* TASK A
Print the records again without any changes, starting with the line that contains "nav-link-contacto[interactable]: Contacto <box>1160" and going on through the last line of the records.

* ARTICLE
You can use a recursive function to build the tree by partitioning your available items on 'Y' and 'N', and then calling the function on non-singleton groups:

from collections import defaultdict
def to_tree(vals, d, l = 0): # signature stores a running level counter (l)
   t = defaultdict(list)
   for i in vals:
      # check if (d) stores a 'Y' value for the given (i) value at current level (l)

* RECORDS FOR THIS TASK
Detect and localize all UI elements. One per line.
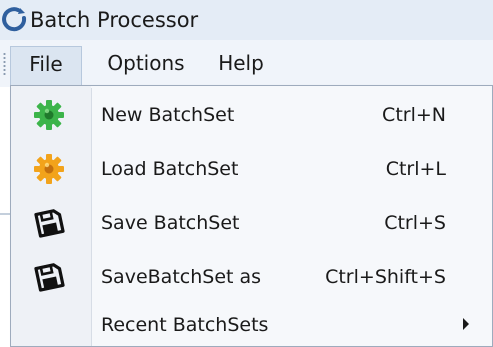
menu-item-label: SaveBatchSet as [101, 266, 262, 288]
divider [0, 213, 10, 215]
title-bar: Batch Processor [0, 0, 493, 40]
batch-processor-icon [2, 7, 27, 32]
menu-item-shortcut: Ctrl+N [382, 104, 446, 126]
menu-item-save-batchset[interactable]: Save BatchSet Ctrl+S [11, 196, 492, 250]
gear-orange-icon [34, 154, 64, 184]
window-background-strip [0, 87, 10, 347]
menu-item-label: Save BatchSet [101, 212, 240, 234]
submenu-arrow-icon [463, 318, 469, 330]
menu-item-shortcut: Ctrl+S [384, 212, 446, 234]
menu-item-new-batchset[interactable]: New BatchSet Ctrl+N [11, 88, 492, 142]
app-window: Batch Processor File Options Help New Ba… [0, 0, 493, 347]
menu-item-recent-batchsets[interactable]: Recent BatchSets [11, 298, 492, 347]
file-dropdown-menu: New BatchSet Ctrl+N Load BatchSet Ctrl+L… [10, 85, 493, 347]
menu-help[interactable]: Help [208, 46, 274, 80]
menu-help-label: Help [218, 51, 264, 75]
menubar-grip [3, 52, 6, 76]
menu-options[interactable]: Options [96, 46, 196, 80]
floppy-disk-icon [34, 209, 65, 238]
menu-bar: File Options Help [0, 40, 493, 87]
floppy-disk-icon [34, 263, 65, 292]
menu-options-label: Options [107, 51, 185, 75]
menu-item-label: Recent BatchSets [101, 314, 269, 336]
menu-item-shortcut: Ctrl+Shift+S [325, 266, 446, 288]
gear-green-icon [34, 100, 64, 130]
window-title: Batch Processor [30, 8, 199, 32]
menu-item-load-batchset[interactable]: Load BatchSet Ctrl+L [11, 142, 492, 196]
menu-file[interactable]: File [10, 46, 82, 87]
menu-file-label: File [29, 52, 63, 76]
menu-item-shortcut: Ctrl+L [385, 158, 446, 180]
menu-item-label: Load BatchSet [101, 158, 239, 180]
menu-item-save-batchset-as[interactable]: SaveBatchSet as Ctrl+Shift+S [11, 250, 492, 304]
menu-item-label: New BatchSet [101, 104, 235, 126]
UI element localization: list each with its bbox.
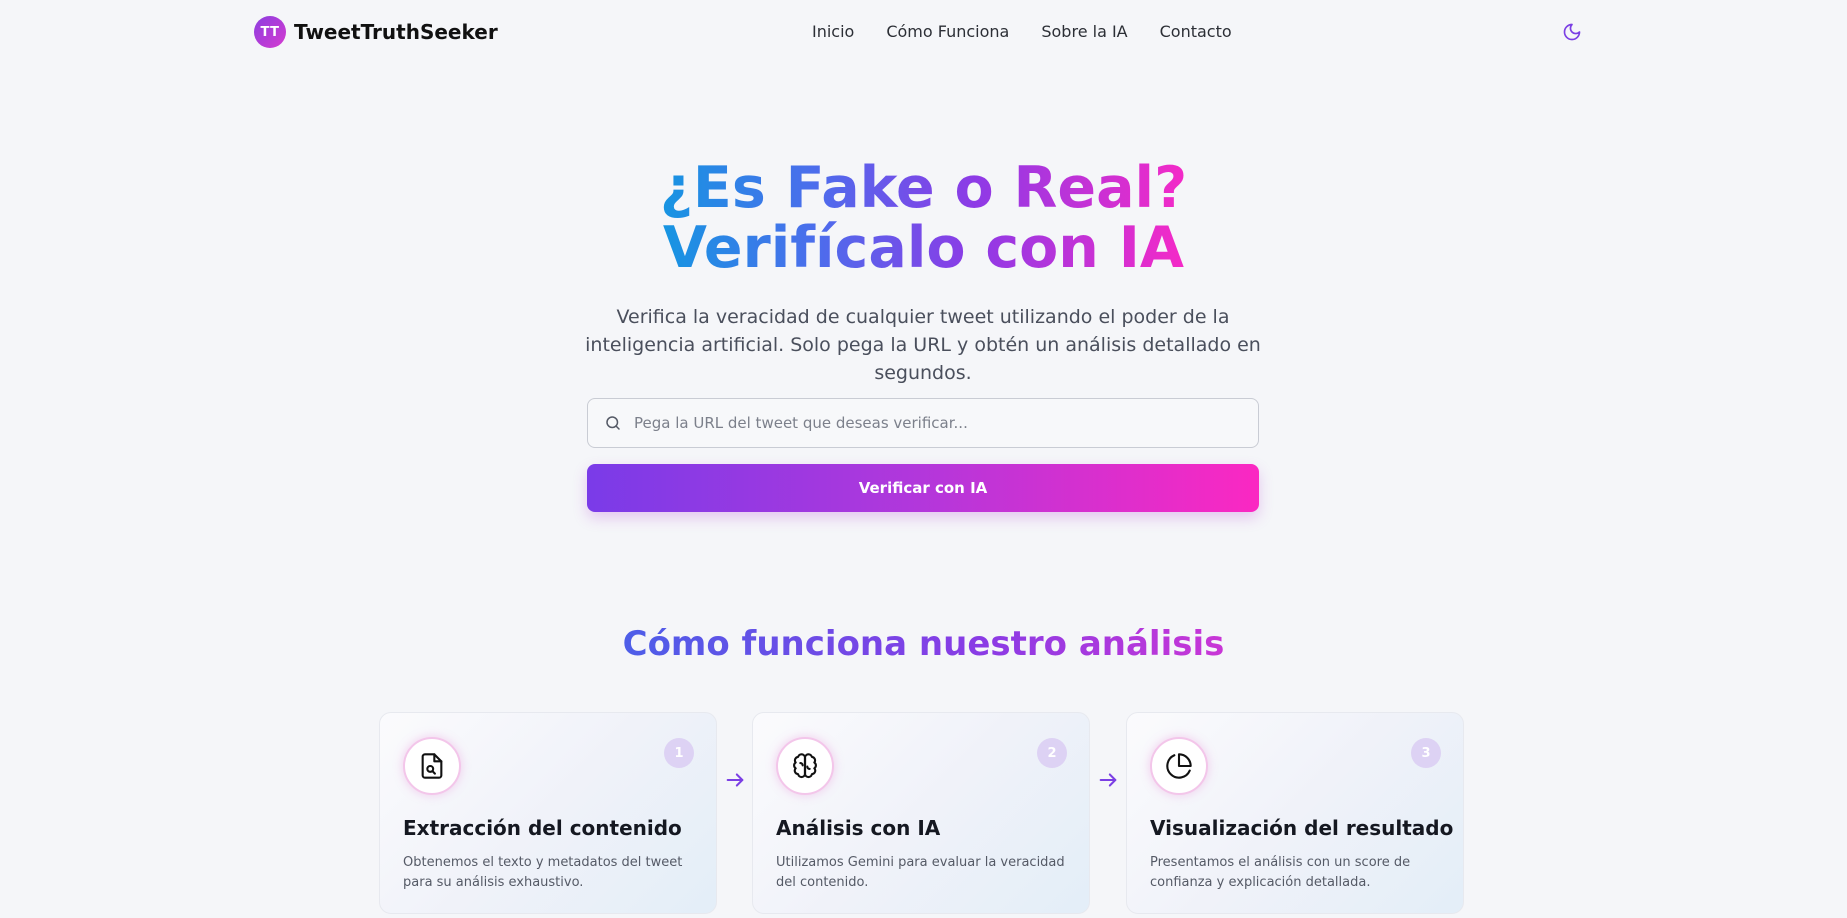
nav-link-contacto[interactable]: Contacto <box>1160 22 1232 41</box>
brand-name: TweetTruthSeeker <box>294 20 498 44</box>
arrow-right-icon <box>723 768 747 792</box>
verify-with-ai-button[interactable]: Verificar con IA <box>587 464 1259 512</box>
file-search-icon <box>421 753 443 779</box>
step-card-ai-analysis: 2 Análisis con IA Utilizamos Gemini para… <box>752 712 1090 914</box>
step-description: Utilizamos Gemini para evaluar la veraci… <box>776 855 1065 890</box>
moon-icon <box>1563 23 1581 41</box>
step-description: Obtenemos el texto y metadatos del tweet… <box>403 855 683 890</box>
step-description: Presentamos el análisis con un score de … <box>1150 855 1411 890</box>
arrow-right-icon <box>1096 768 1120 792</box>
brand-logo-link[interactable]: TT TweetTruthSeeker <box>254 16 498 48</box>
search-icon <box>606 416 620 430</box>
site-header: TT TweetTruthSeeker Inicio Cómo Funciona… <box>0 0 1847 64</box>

* TASK B
Write what comes next in the explanation of building a tree with a recursive function, picking up after its last line.

* EXERCISE OUTPUT A
nav-link-contacto[interactable]: Contacto <box>1160 22 1232 41</box>
brand-name: TweetTruthSeeker <box>294 20 498 44</box>
arrow-right-icon <box>723 768 747 792</box>
verify-with-ai-button[interactable]: Verificar con IA <box>587 464 1259 512</box>
file-search-icon <box>421 753 443 779</box>
step-card-ai-analysis: 2 Análisis con IA Utilizamos Gemini para… <box>752 712 1090 914</box>
step-description: Utilizamos Gemini para evaluar la veraci… <box>776 855 1065 890</box>
moon-icon <box>1563 23 1581 41</box>
step-description: Obtenemos el texto y metadatos del tweet… <box>403 855 683 890</box>
step-description: Presentamos el análisis con un score de … <box>1150 855 1411 890</box>
arrow-right-icon <box>1096 768 1120 792</box>
brand-logo-link[interactable]: TT TweetTruthSeeker <box>254 16 498 48</box>
search-icon <box>606 416 620 430</box>
site-header: TT TweetTruthSeeker Inicio Cómo Funciona… <box>0 0 1847 64</box>

* EXERCISE OUTPUT B
      t[['N', 'Y'][any(j[l] == 'Y' for j in d[i])]].append(i) #append (i) to 'Y' partition of above condition is met, else append to 'N'
   # apply recursion to partitions if the partition contains more than one value
   return {a:b[0] if len(b) == 1 else to_tree(b, d, l + 1) for a, b in t.items()}    

import json
data = [['A', 'Y', 'N', 'N'], ['A', 'N', 'N', 'Y'], ['A', 'N', 'N', 'N'], ['B', 'Y', 'Y', 'N'], ['C', 'N', 'N', 'Y'], ['C', 'N', 'N', 'N'], ['D', 'N', 'N', 'N'], ['D', 'N', 'N', 'Y'], ['D', 'N', 'Y', 'N'], ['E', 'N', 'N', 'N'], ['E', 'N', 'Y', 'N'], ['E', 'N', 'N', 'N']]
d = defaultdict(list)
for a, *b in data:
    d[a].append(b)

print(json.dumps(to_tree([*d], d), indent=4))

Output:

{
    "Y": {
        "N": "A",
        "Y": "B"
    },
    "N": {
        "N": "C",
        "Y": {
            "Y": "D",
            "N": "E"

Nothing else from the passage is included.